**** Supplied passage

# 2 moulding questions



## apprentice (Mar 31, 2010)

Anyone seen one like this before? I couldn't find it in my stock catalog so would think it's either no longer produced or was custom made. It was removed from a 100+ year old Indianapolis house. The measurements are 1-3/4" width with thicknesses 3/16" and 3/8" at either end of the profile. Which is top/bottom? I'll be using it to wrap a 1-3/4" edge table top made from framing lumber taken from the same house.:thumbsup:


----------



## fd cabinets (Aug 28, 2012)

If it over 100 years old if it wasn't a custom piece then it is now. If you know someone with a molder you can get cutters made for around $65 an inch. And if you don't let me know I got a guy who can.


----------



## fd cabinets (Aug 28, 2012)

Sorry and the beads are down


----------



## apprentice (Mar 31, 2010)

Fd cabinet said:


> If it over 100 years old if it wasn't a custom piece then it is now. If you know someone with a molder you can get cutters made for around $65 an inch. And if you don't let me know I got a guy who can.


It very well could've been a custom made piece now that you mention it. The house was Craftsman style and had all kinds of custom woodwork around the staircase. I don't know where this piece was in the house. It was 92" long and was mitered for an inside corner at one end. My guess would be a band molding because of the width.
Thanks for the offer on the cutter but there should be just enough of it to wrap the table top, as long as we don't have any bloopers to deal with.:smile:


----------



## apprentice (Mar 31, 2010)

Fd cabinet said:


> Sorry and the beads are down


Thanks for the info-i'm not challenging you on this, but have to ask why down and not up? :blink:


----------



## CenCal_Sawyer (May 5, 2012)

That would be a custom piece, it does not match any standard profile in the modern moulding industry. Also it would be considered general purpose as neither edge seems to be 90 degrees or to have two complimentary angles to make it a crown. That being said it can go beads up or down depending on which direction you want to draw the eyes of the viewer. It is strictly a design preference.


----------



## Steve Neul (Sep 2, 2011)

How much of the molding do you need? If you don't need much and you are handy with a grinder you could make the cutting knives yourself. Before I bought a shaper I used to make molding like that on a table saw with a cutter head like this one. Of course your molding being 1 3/4" wide you have to make two different sets of knives and run it twice. You can purchase jointer blades for a three wing cutter that are just square with no design on them. Then you can grind whatever design of molding you wish on them. 

Of course having the molding made with a molder or shaper is far better but sometimes not cost effective. Usually you need a couple of hundered feet of molding before its worth the expense.


----------



## cabinetman (Jul 5, 2007)

You could use this moulding cutter, in a Craftsman cutter head, or in one available from Corob...like these. This cutter may get you close to what you want.

********
**** Supplied material

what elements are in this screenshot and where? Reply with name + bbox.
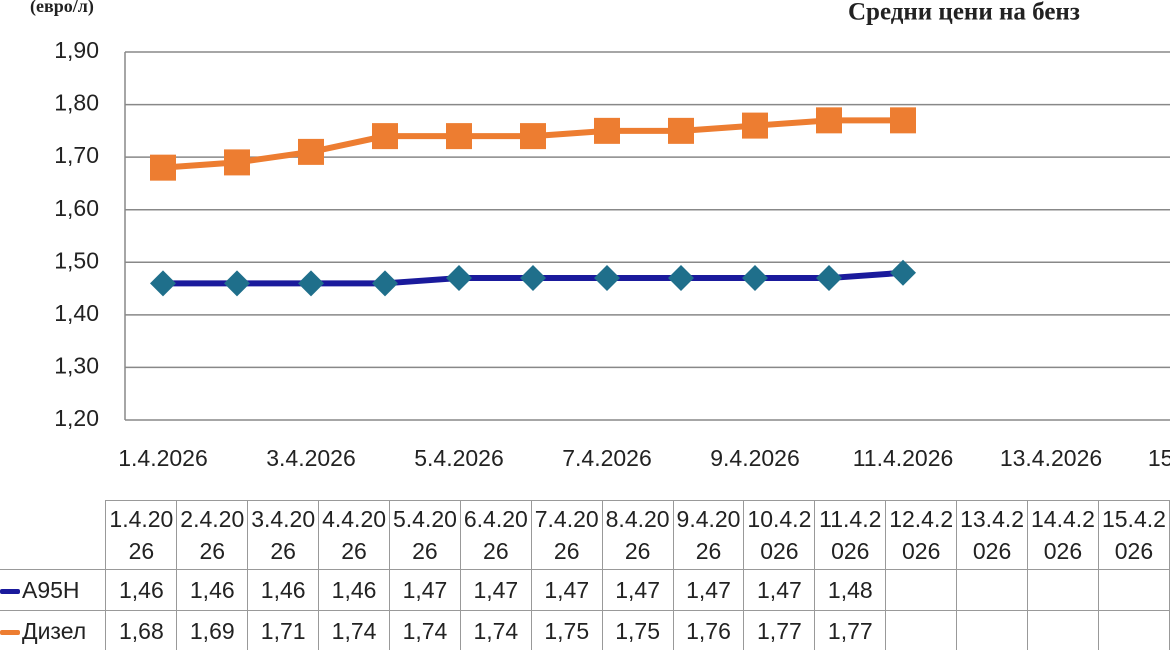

********

→ Aim of the task
In the moulding thread, roughly what price does fd cabinets give for having cutters made?

→ Written solution
Around $65 an inch.